Task brief — Begin at the line containing "Transcribe the text in this document." and give again every line to the end of the records, exactly, without the pictures.

Data for the task —
** start **

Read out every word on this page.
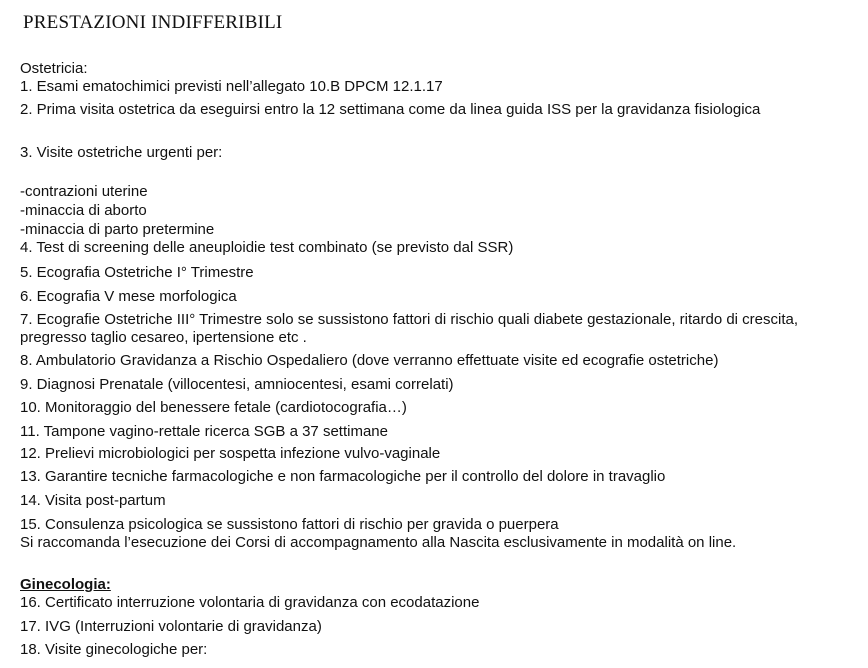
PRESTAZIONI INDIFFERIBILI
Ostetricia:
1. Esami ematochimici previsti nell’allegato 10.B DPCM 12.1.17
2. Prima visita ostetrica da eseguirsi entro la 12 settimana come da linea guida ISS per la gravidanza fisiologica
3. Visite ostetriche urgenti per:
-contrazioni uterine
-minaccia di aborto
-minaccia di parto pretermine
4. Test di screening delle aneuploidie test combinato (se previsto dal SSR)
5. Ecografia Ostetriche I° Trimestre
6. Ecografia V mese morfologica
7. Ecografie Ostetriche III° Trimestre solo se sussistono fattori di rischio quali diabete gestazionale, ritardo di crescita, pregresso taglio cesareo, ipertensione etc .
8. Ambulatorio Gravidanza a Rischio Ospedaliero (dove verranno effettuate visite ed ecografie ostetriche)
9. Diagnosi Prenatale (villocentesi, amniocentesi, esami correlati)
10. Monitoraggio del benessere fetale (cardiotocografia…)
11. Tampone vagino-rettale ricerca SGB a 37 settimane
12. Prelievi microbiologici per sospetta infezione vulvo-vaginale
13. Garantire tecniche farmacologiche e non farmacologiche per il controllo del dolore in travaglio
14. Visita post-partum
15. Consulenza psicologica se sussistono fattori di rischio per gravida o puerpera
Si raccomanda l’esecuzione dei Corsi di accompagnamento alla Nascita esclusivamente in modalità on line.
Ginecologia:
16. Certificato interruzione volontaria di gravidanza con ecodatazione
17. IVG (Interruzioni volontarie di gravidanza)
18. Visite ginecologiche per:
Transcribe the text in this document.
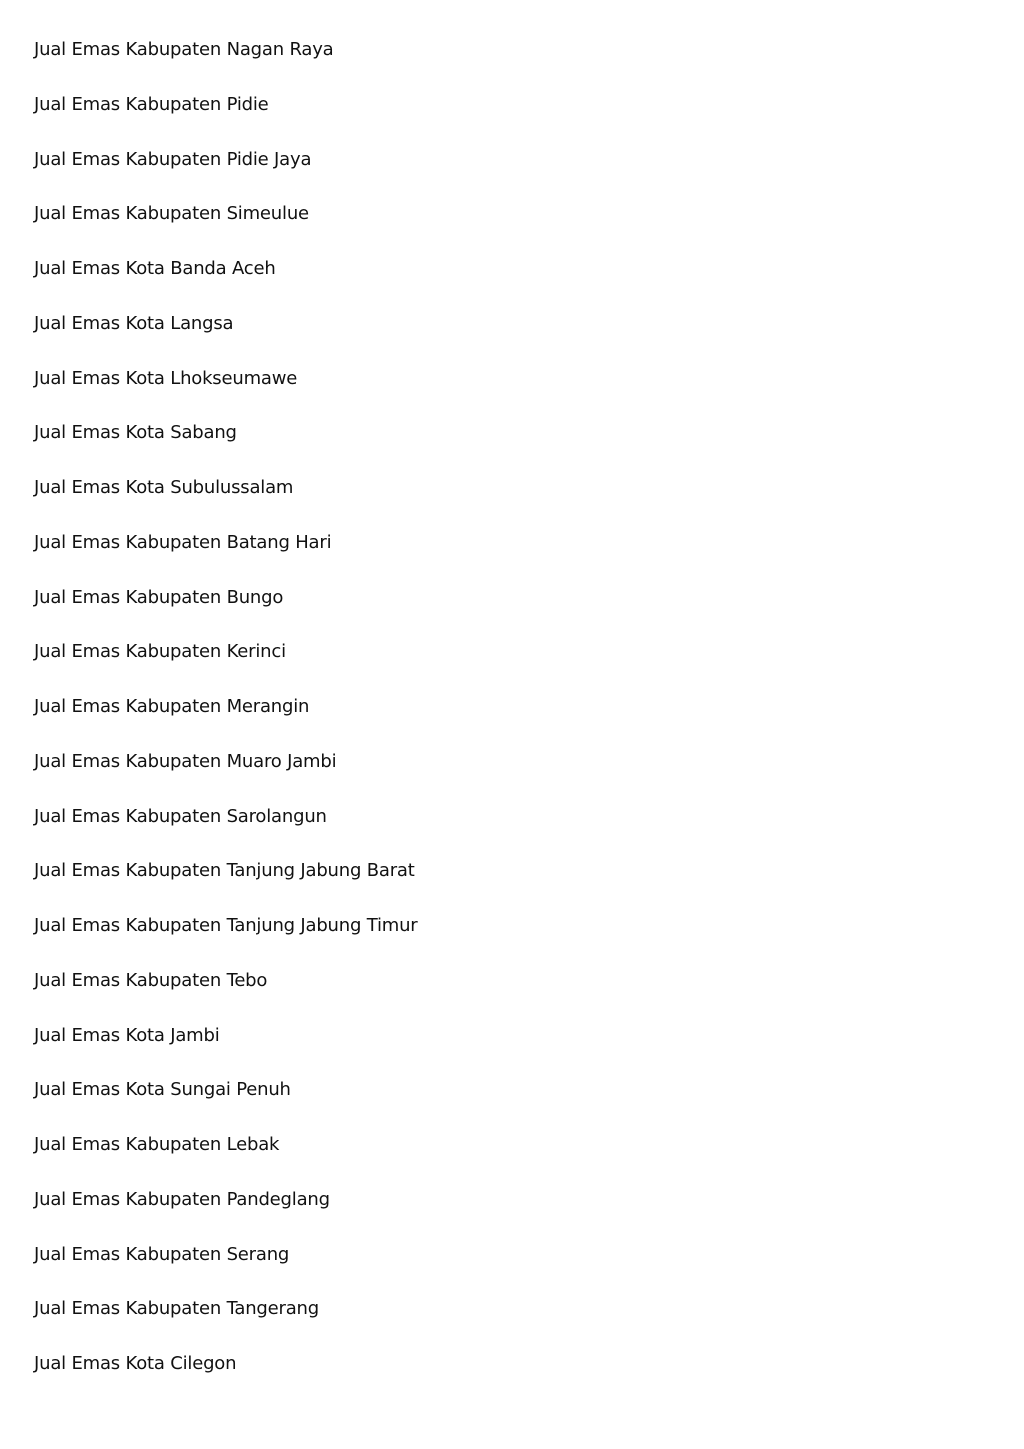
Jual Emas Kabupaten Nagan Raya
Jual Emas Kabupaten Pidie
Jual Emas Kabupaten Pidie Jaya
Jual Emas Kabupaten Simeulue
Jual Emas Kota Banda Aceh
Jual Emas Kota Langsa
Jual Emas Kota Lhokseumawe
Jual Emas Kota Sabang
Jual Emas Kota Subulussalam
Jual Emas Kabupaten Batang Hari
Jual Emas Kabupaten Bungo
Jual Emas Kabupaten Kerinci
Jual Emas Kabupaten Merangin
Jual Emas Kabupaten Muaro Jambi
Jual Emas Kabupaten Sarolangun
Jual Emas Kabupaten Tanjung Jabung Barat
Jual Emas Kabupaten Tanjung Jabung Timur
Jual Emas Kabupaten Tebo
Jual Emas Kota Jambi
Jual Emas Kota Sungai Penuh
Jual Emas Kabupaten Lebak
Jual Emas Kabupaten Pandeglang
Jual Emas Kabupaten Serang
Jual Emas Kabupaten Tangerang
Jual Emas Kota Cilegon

** end **

Output for this exercise —
Transcribe the text in this document.
Jual Emas Kabupaten Nagan Raya
Jual Emas Kabupaten Pidie
Jual Emas Kabupaten Pidie Jaya
Jual Emas Kabupaten Simeulue
Jual Emas Kota Banda Aceh
Jual Emas Kota Langsa
Jual Emas Kota Lhokseumawe
Jual Emas Kota Sabang
Jual Emas Kota Subulussalam
Jual Emas Kabupaten Batang Hari
Jual Emas Kabupaten Bungo
Jual Emas Kabupaten Kerinci
Jual Emas Kabupaten Merangin
Jual Emas Kabupaten Muaro Jambi
Jual Emas Kabupaten Sarolangun
Jual Emas Kabupaten Tanjung Jabung Barat
Jual Emas Kabupaten Tanjung Jabung Timur
Jual Emas Kabupaten Tebo
Jual Emas Kota Jambi
Jual Emas Kota Sungai Penuh
Jual Emas Kabupaten Lebak
Jual Emas Kabupaten Pandeglang
Jual Emas Kabupaten Serang
Jual Emas Kabupaten Tangerang
Jual Emas Kota Cilegon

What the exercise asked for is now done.